--- Start ---
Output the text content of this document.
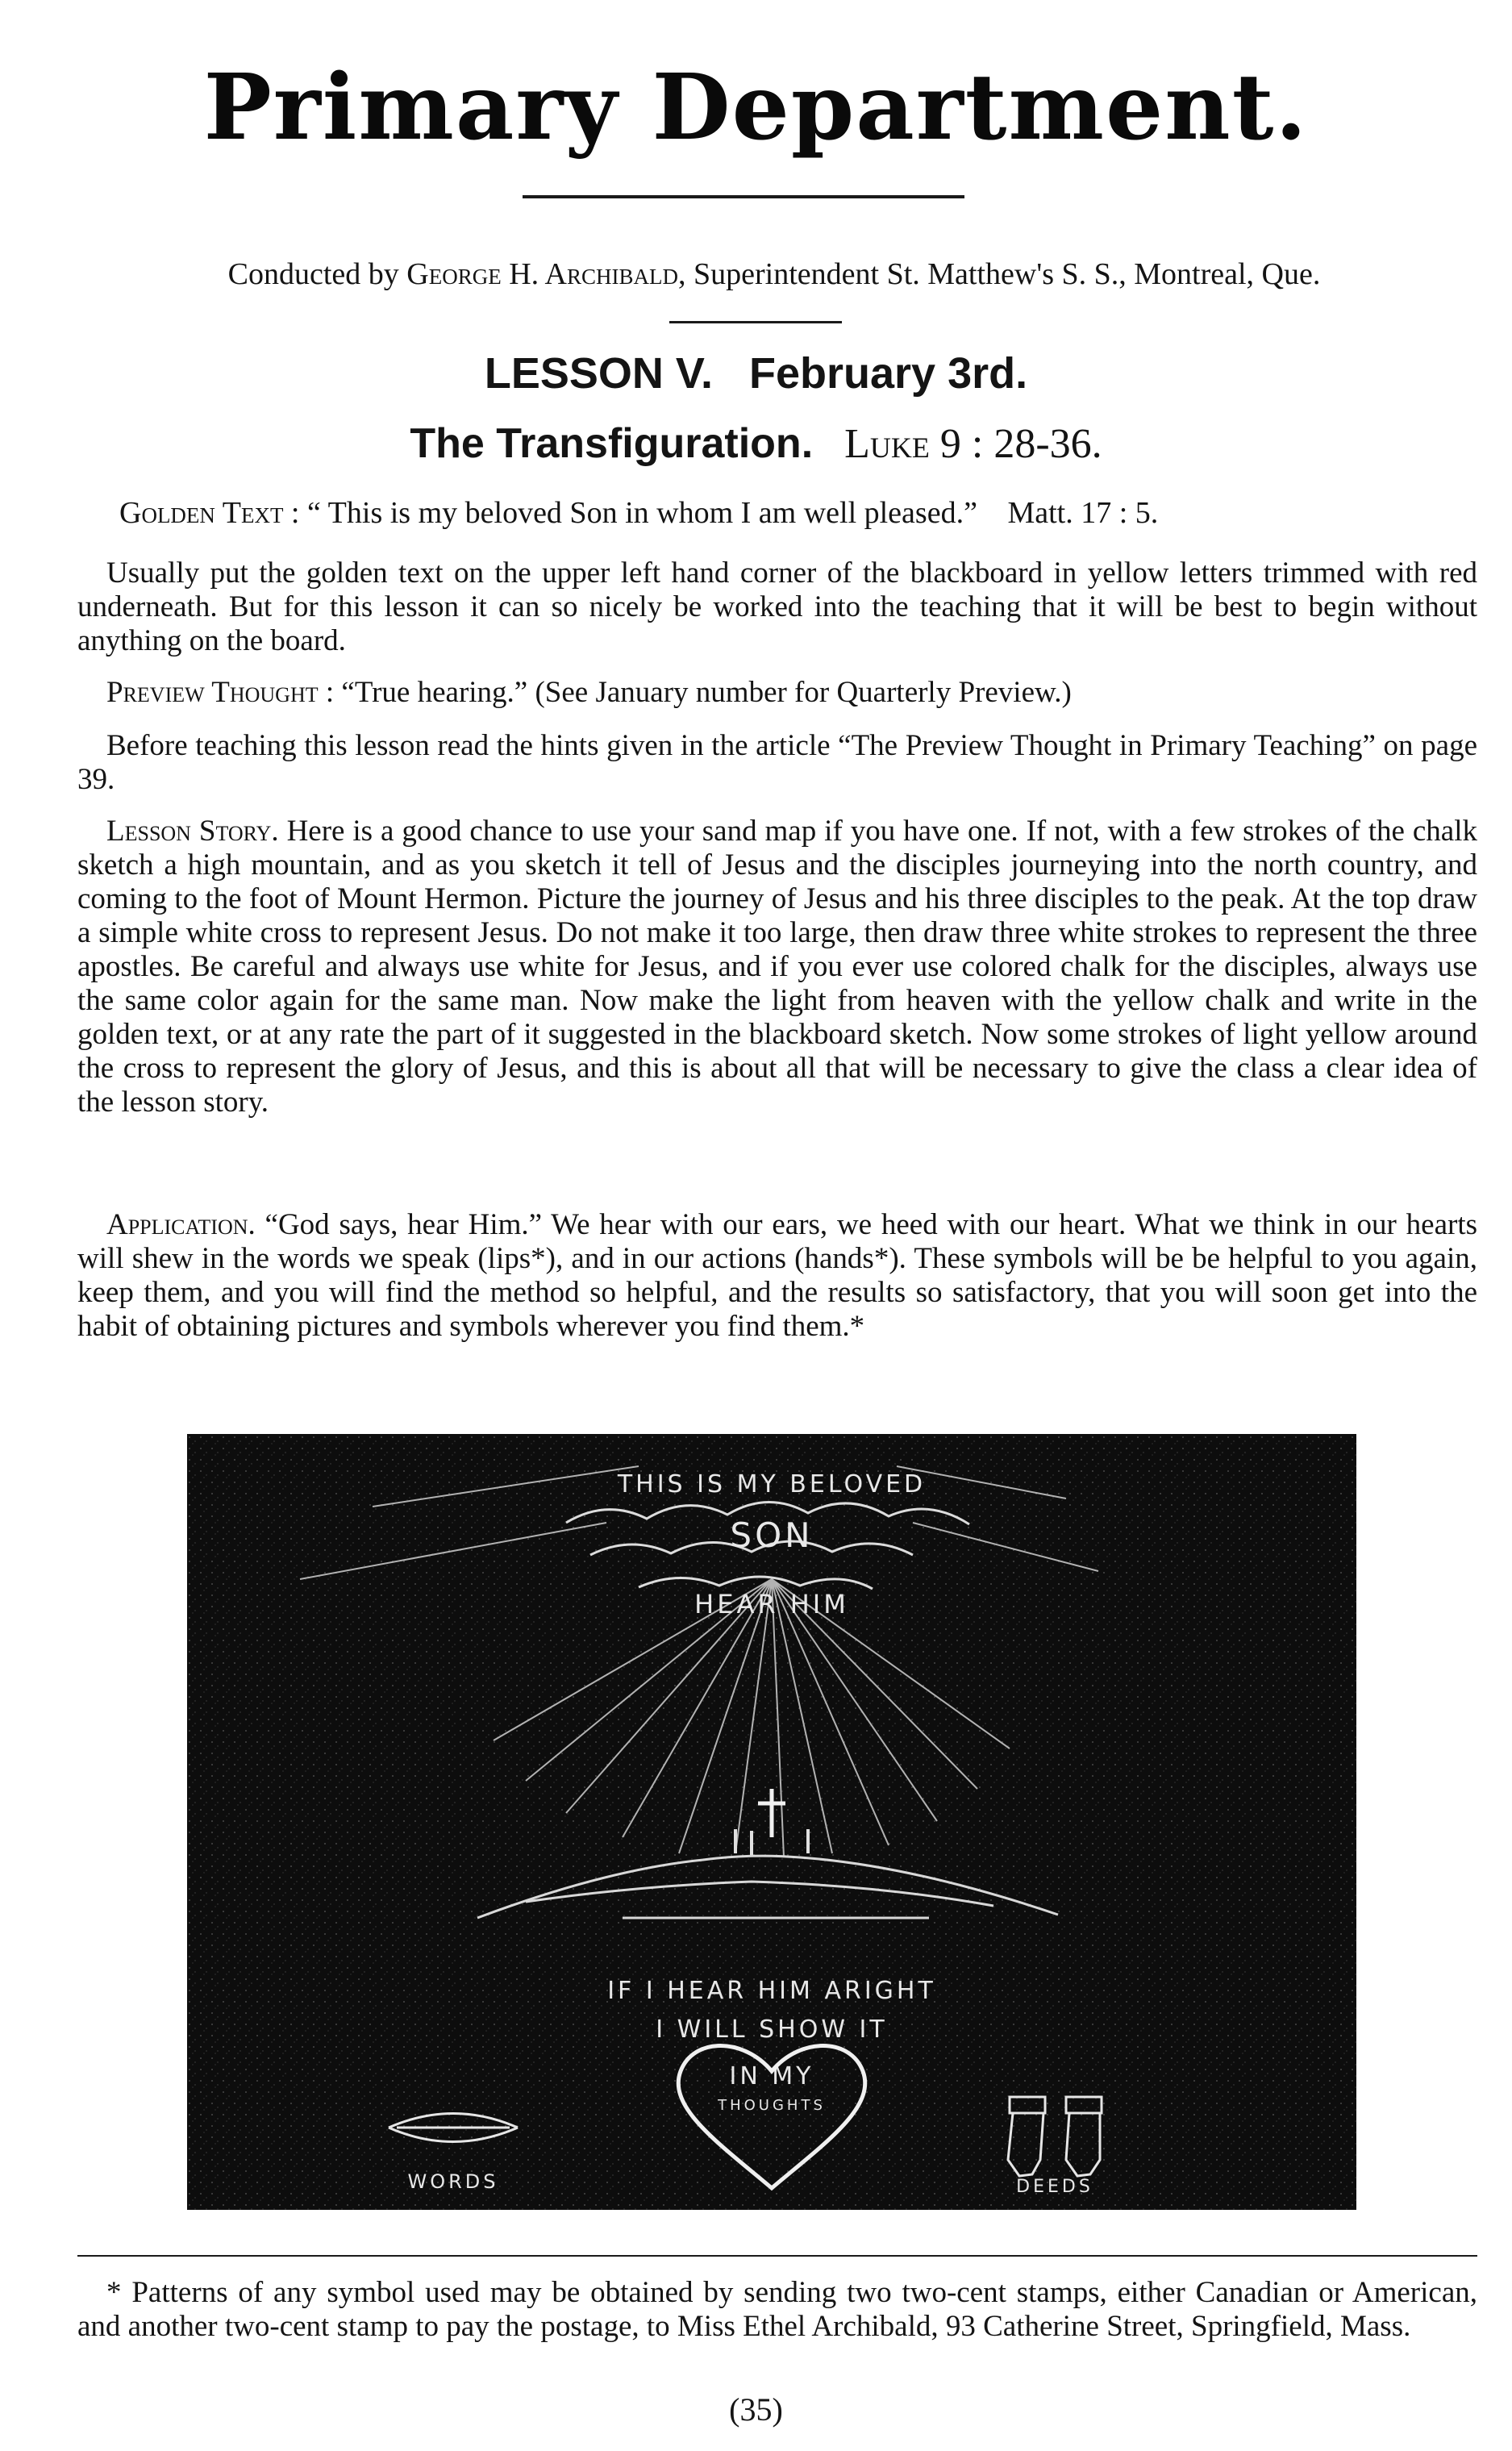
Primary Department.
Conducted by George H. Archibald, Superintendent St. Matthew's S. S., Montreal, Que.
LESSON V. February 3rd.
The Transfiguration. Luke 9 : 28-36.
Golden Text : “ This is my beloved Son in whom I am well pleased.” Matt. 17 : 5.

Usually put the golden text on the upper left hand corner of the blackboard in yellow letters trimmed with red underneath. But for this lesson it can so nicely be worked into the teaching that it will be best to begin without anything on the board.

Preview Thought : “True hearing.” (See January number for Quarterly Preview.)

Before teaching this lesson read the hints given in the article “The Preview Thought in Primary Teaching” on page 39.

Lesson Story. Here is a good chance to use your sand map if you have one. If not, with a few strokes of the chalk sketch a high mountain, and as you sketch it tell of Jesus and the disciples journeying into the north country, and coming to the foot of Mount Hermon. Picture the journey of Jesus and his three disciples to the peak. At the top draw a simple white cross to represent Jesus. Do not make it too large, then draw three white strokes to represent the three apostles. Be careful and always use white for Jesus, and if you ever use colored chalk for the disciples, always use the same color again for the same man. Now make the light from heaven with the yellow chalk and write in the golden text, or at any rate the part of it suggested in the blackboard sketch. Now some strokes of light yellow around the cross to represent the glory of Jesus, and this is about all that will be necessary to give the class a clear idea of the lesson story.

Application. “God says, hear Him.” We hear with our ears, we heed with our heart. What we think in our hearts will shew in the words we speak (lips*), and in our actions (hands*). These symbols will be be helpful to you again, keep them, and you will find the method so helpful, and the results so satisfactory, that you will soon get into the habit of obtaining pictures and symbols wherever you find them.*

THIS IS MY BELOVED
SON
HEAR HIM
IF I HEAR HIM ARIGHT
I WILL SHOW IT
IN MY
WORDS
THOUGHTS
DEEDS

* Patterns of any symbol used may be obtained by sending two two-cent stamps, either Canadian or American, and another two-cent stamp to pay the postage, to Miss Ethel Archibald, 93 Catherine Street, Springfield, Mass.

(35)
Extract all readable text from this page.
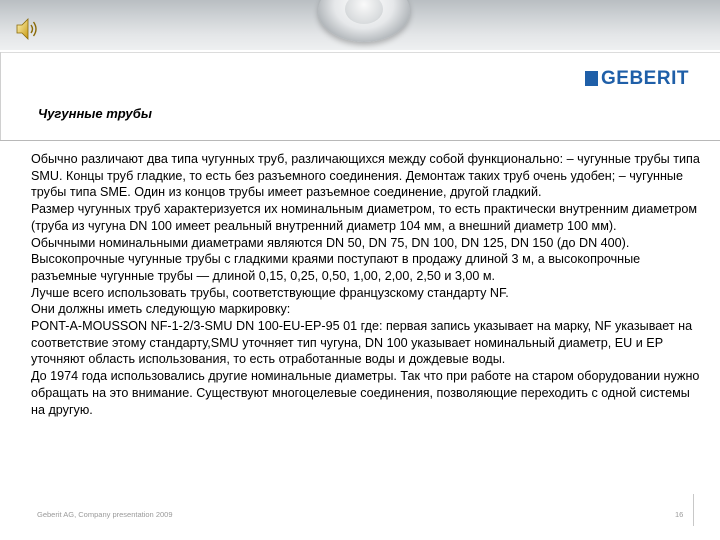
GEBERIT
Чугунные трубы

Обычно различают два типа чугунных труб, различающихся между собой функционально: – чугунные трубы типа SMU. Концы труб гладкие, то есть без разъемного соединения. Демонтаж таких труб очень удобен; – чугунные трубы типа SME. Один из концов трубы имеет разъемное соединение, другой гладкий.

Размер чугунных труб характеризуется их номинальным диаметром, то есть практически внутренним диаметром (труба из чугуна DN 100 имеет реальный внутренний диаметр 104 мм, а внешний диаметр 100 мм).

Обычными номинальными диаметрами являются DN 50, DN 75, DN 100, DN 125, DN 150 (до DN 400).

Высокопрочные чугунные трубы с гладкими краями поступают в продажу длиной 3 м, а высокопрочные разъемные чугунные трубы — длиной 0,15, 0,25, 0,50, 1,00, 2,00, 2,50 и 3,00 м.

Лучше всего использовать трубы, соответствующие французскому стандарту NF.

Они должны иметь следующую маркировку:

PONT-A-MOUSSON NF-1-2/3-SMU DN 100-EU-EP-95 01 где: первая запись указывает на марку, NF указывает на соответствие этому стандарту,SMU уточняет тип чугуна, DN 100 указывает номинальный диаметр, EU и EP уточняют область использования, то есть отработанные воды и дождевые воды.

До 1974 года использовались другие номинальные диаметры. Так что при работе на старом оборудовании нужно обращать на это внимание. Существуют многоцелевые соединения, позволяющие переходить с одной системы на другую.

Geberit AG, Company presentation 2009	16
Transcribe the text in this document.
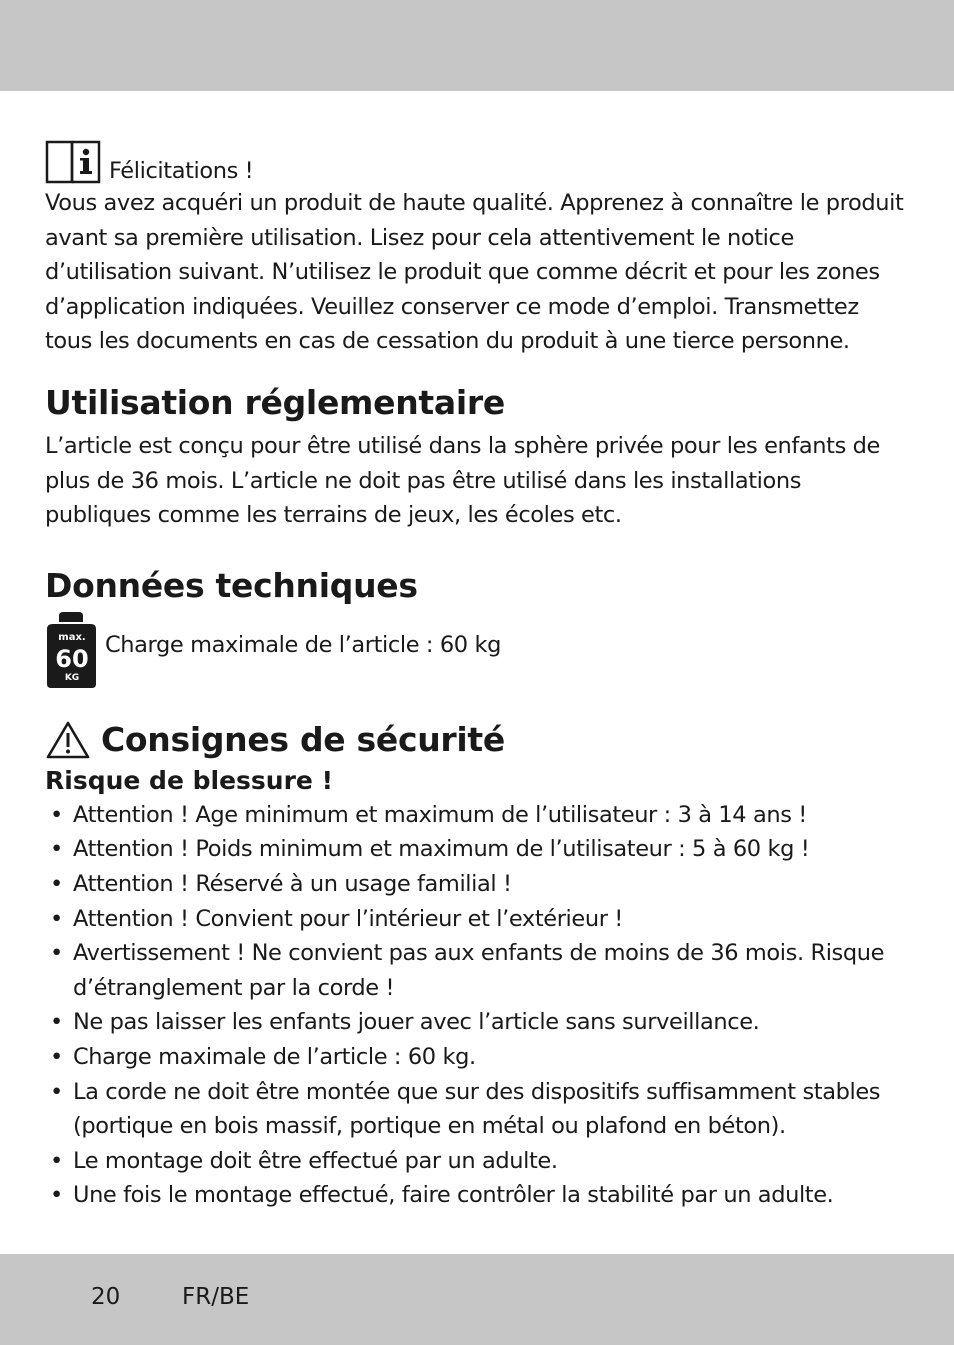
Félicitations !

Vous avez acquéri un produit de haute qualité. Apprenez à connaître le produit avant sa première utilisation. Lisez pour cela attentivement le notice d’utilisation suivant. N’utilisez le produit que comme décrit et pour les zones d’application indiquées. Veuillez conserver ce mode d’emploi. Transmettez tous les documents en cas de cessation du produit à une tierce personne.

Utilisation réglementaire

L’article est conçu pour être utilisé dans la sphère privée pour les enfants de plus de 36 mois. L’article ne doit pas être utilisé dans les installations publiques comme les terrains de jeux, les écoles etc.

Données techniques
max.
60
KG
Charge maximale de l’article : 60 kg
Consignes de sécurité
Risque de blessure !
• Attention ! Age minimum et maximum de l’utilisateur : 3 à 14 ans !
• Attention ! Poids minimum et maximum de l’utilisateur : 5 à 60 kg !
• Attention ! Réservé à un usage familial !
• Attention ! Convient pour l’intérieur et l’extérieur !
• Avertissement ! Ne convient pas aux enfants de moins de 36 mois. Risque d’étranglement par la corde !
• Ne pas laisser les enfants jouer avec l’article sans surveillance.
• Charge maximale de l’article : 60 kg.
• La corde ne doit être montée que sur des dispositifs suffisamment stables (portique en bois massif, portique en métal ou plafond en béton).
• Le montage doit être effectué par un adulte.
• Une fois le montage effectué, faire contrôler la stabilité par un adulte.
20	FR/BE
--- End ---
→ **Directions for this task**
Write out every line above exactly as it is, leaving out the pictures.

→ **Task output**
Output the text content of this document.
Primary Department.
Conducted by George H. Archibald, Superintendent St. Matthew's S. S., Montreal, Que.
LESSON V. February 3rd.
The Transfiguration. Luke 9 : 28-36.
Golden Text : “ This is my beloved Son in whom I am well pleased.” Matt. 17 : 5.

Usually put the golden text on the upper left hand corner of the blackboard in yellow letters trimmed with red underneath. But for this lesson it can so nicely be worked into the teaching that it will be best to begin without anything on the board.

Preview Thought : “True hearing.” (See January number for Quarterly Preview.)

Before teaching this lesson read the hints given in the article “The Preview Thought in Primary Teaching” on page 39.

Lesson Story. Here is a good chance to use your sand map if you have one. If not, with a few strokes of the chalk sketch a high mountain, and as you sketch it tell of Jesus and the disciples journeying into the north country, and coming to the foot of Mount Hermon. Picture the journey of Jesus and his three disciples to the peak. At the top draw a simple white cross to represent Jesus. Do not make it too large, then draw three white strokes to represent the three apostles. Be careful and always use white for Jesus, and if you ever use colored chalk for the disciples, always use the same color again for the same man. Now make the light from heaven with the yellow chalk and write in the golden text, or at any rate the part of it suggested in the blackboard sketch. Now some strokes of light yellow around the cross to represent the glory of Jesus, and this is about all that will be necessary to give the class a clear idea of the lesson story.

Application. “God says, hear Him.” We hear with our ears, we heed with our heart. What we think in our hearts will shew in the words we speak (lips*), and in our actions (hands*). These symbols will be be helpful to you again, keep them, and you will find the method so helpful, and the results so satisfactory, that you will soon get into the habit of obtaining pictures and symbols wherever you find them.*

THIS IS MY BELOVED
SON
HEAR HIM
IF I HEAR HIM ARIGHT
I WILL SHOW IT
IN MY
WORDS
THOUGHTS
DEEDS

* Patterns of any symbol used may be obtained by sending two two-cent stamps, either Canadian or American, and another two-cent stamp to pay the postage, to Miss Ethel Archibald, 93 Catherine Street, Springfield, Mass.

(35)
Extract all readable text from this page.
GEBERIT
Чугунные трубы

Обычно различают два типа чугунных труб, различающихся между собой функционально: – чугунные трубы типа SMU. Концы труб гладкие, то есть без разъемного соединения. Демонтаж таких труб очень удобен; – чугунные трубы типа SME. Один из концов трубы имеет разъемное соединение, другой гладкий.

Размер чугунных труб характеризуется их номинальным диаметром, то есть практически внутренним диаметром (труба из чугуна DN 100 имеет реальный внутренний диаметр 104 мм, а внешний диаметр 100 мм).

Обычными номинальными диаметрами являются DN 50, DN 75, DN 100, DN 125, DN 150 (до DN 400).

Высокопрочные чугунные трубы с гладкими краями поступают в продажу длиной 3 м, а высокопрочные разъемные чугунные трубы — длиной 0,15, 0,25, 0,50, 1,00, 2,00, 2,50 и 3,00 м.

Лучше всего использовать трубы, соответствующие французскому стандарту NF.

Они должны иметь следующую маркировку:

PONT-A-MOUSSON NF-1-2/3-SMU DN 100-EU-EP-95 01 где: первая запись указывает на марку, NF указывает на соответствие этому стандарту,SMU уточняет тип чугуна, DN 100 указывает номинальный диаметр, EU и EP уточняют область использования, то есть отработанные воды и дождевые воды.

До 1974 года использовались другие номинальные диаметры. Так что при работе на старом оборудовании нужно обращать на это внимание. Существуют многоцелевые соединения, позволяющие переходить с одной системы на другую.

Geberit AG, Company presentation 2009	16
Transcribe the text in this document.
Félicitations !

Vous avez acquéri un produit de haute qualité. Apprenez à connaître le produit avant sa première utilisation. Lisez pour cela attentivement le notice d’utilisation suivant. N’utilisez le produit que comme décrit et pour les zones d’application indiquées. Veuillez conserver ce mode d’emploi. Transmettez tous les documents en cas de cessation du produit à une tierce personne.

Utilisation réglementaire

L’article est conçu pour être utilisé dans la sphère privée pour les enfants de plus de 36 mois. L’article ne doit pas être utilisé dans les installations publiques comme les terrains de jeux, les écoles etc.

Données techniques
max.
60
KG
Charge maximale de l’article : 60 kg
Consignes de sécurité
Risque de blessure !
• Attention ! Age minimum et maximum de l’utilisateur : 3 à 14 ans !
• Attention ! Poids minimum et maximum de l’utilisateur : 5 à 60 kg !
• Attention ! Réservé à un usage familial !
• Attention ! Convient pour l’intérieur et l’extérieur !
• Avertissement ! Ne convient pas aux enfants de moins de 36 mois. Risque d’étranglement par la corde !
• Ne pas laisser les enfants jouer avec l’article sans surveillance.
• Charge maximale de l’article : 60 kg.
• La corde ne doit être montée que sur des dispositifs suffisamment stables (portique en bois massif, portique en métal ou plafond en béton).
• Le montage doit être effectué par un adulte.
• Une fois le montage effectué, faire contrôler la stabilité par un adulte.
20	FR/BE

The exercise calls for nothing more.